== What you are asked to do ==
Set out every line bearing the string "JSON".

== Supplied entries ==
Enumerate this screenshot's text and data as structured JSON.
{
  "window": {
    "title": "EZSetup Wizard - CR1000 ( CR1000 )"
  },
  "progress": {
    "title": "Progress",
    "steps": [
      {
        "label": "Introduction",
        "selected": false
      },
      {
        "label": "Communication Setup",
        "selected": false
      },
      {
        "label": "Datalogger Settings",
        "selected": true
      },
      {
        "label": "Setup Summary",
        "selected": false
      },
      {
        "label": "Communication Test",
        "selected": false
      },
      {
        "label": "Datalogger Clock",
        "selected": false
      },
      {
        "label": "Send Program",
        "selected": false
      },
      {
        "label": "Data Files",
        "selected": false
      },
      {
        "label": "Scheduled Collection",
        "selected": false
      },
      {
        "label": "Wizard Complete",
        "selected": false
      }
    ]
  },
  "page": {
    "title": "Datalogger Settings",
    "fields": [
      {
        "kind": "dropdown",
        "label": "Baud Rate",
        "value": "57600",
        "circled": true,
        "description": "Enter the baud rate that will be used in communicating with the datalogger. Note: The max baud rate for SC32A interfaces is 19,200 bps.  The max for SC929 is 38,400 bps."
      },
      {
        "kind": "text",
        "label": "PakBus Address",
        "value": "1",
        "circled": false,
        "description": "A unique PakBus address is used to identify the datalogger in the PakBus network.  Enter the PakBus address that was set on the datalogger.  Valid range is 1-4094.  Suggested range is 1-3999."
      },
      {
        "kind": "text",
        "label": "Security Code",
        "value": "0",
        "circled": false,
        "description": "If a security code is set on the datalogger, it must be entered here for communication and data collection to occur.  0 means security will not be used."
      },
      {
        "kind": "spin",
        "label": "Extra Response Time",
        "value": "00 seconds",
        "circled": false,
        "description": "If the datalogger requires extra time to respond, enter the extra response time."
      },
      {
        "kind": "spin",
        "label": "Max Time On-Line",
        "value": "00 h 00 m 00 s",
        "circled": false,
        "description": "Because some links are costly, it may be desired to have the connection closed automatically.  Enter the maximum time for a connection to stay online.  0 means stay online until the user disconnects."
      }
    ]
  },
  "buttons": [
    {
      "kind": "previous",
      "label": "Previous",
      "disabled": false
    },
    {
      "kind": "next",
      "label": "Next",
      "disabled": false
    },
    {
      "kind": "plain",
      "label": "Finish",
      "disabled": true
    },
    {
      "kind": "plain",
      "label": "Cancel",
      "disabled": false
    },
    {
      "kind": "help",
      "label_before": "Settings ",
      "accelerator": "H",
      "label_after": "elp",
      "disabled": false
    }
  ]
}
* * *
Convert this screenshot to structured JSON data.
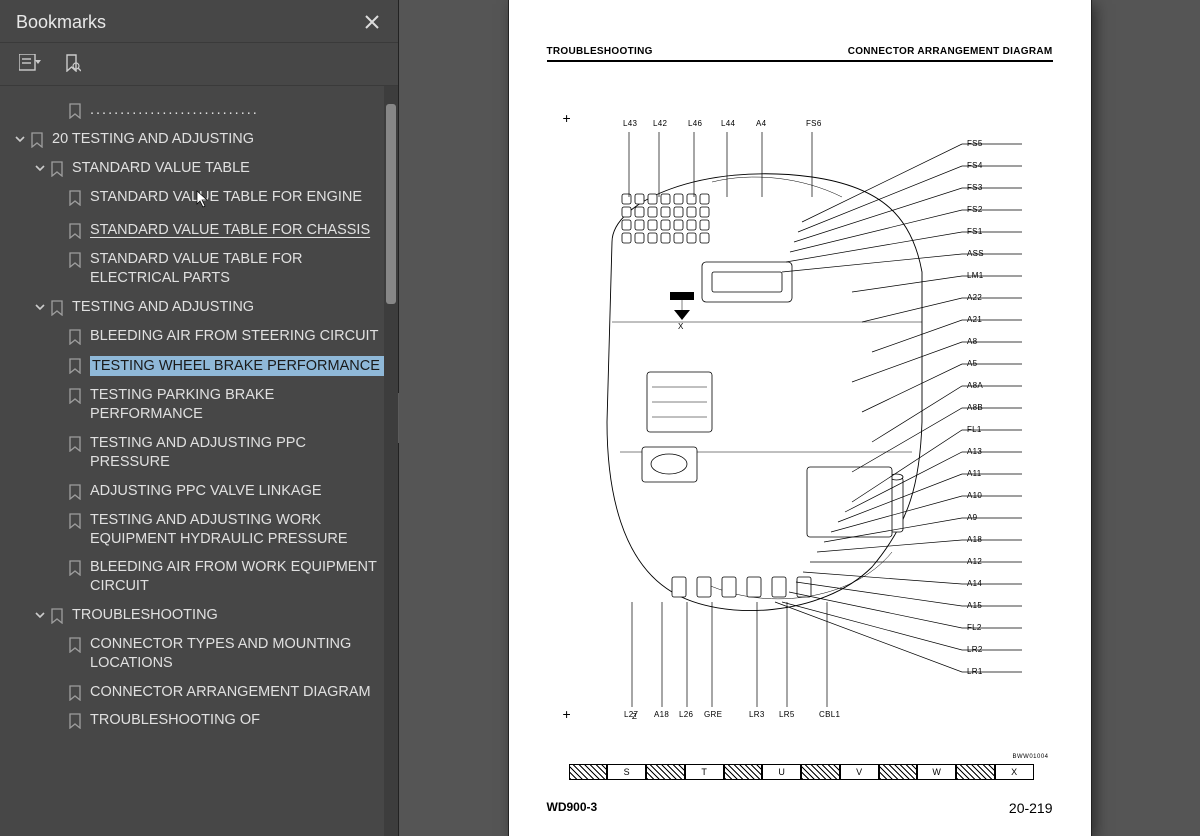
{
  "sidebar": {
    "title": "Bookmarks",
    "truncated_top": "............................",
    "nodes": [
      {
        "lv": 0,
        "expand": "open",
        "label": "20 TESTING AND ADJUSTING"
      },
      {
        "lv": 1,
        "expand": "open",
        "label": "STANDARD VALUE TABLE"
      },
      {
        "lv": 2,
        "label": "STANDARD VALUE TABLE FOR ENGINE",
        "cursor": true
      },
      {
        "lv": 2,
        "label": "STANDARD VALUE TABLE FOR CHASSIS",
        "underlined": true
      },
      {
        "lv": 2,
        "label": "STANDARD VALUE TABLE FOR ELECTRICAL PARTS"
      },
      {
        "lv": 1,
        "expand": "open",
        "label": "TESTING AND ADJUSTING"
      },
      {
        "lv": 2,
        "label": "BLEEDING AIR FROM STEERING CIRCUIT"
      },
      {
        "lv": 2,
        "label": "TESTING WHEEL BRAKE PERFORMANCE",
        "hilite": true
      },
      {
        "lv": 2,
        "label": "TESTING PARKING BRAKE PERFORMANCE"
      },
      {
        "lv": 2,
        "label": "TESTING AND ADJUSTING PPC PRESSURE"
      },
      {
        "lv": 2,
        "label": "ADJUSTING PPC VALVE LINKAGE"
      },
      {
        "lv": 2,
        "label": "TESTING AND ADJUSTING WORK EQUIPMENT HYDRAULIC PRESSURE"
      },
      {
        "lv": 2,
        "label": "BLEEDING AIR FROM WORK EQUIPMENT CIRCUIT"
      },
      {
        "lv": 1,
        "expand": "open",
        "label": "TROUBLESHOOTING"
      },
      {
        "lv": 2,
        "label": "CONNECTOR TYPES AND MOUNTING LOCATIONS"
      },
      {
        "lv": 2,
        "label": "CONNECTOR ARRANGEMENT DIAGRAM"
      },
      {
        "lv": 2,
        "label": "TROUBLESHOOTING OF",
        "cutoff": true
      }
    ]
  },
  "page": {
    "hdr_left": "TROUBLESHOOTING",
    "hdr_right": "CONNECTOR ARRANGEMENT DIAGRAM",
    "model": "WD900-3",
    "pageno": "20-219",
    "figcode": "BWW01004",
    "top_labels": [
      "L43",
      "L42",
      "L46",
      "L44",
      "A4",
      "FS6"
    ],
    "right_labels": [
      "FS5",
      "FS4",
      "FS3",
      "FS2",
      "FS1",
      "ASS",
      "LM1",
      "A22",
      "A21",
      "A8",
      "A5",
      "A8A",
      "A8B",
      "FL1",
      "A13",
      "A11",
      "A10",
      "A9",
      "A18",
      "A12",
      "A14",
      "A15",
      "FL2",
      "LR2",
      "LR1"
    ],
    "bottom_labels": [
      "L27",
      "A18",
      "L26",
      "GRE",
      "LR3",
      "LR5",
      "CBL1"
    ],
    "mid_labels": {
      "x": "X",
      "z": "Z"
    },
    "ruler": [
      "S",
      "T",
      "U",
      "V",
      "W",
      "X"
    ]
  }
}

== Task result ==
Enumerate this screenshot's text and data as structured JSON.
Convert this screenshot to structured JSON data.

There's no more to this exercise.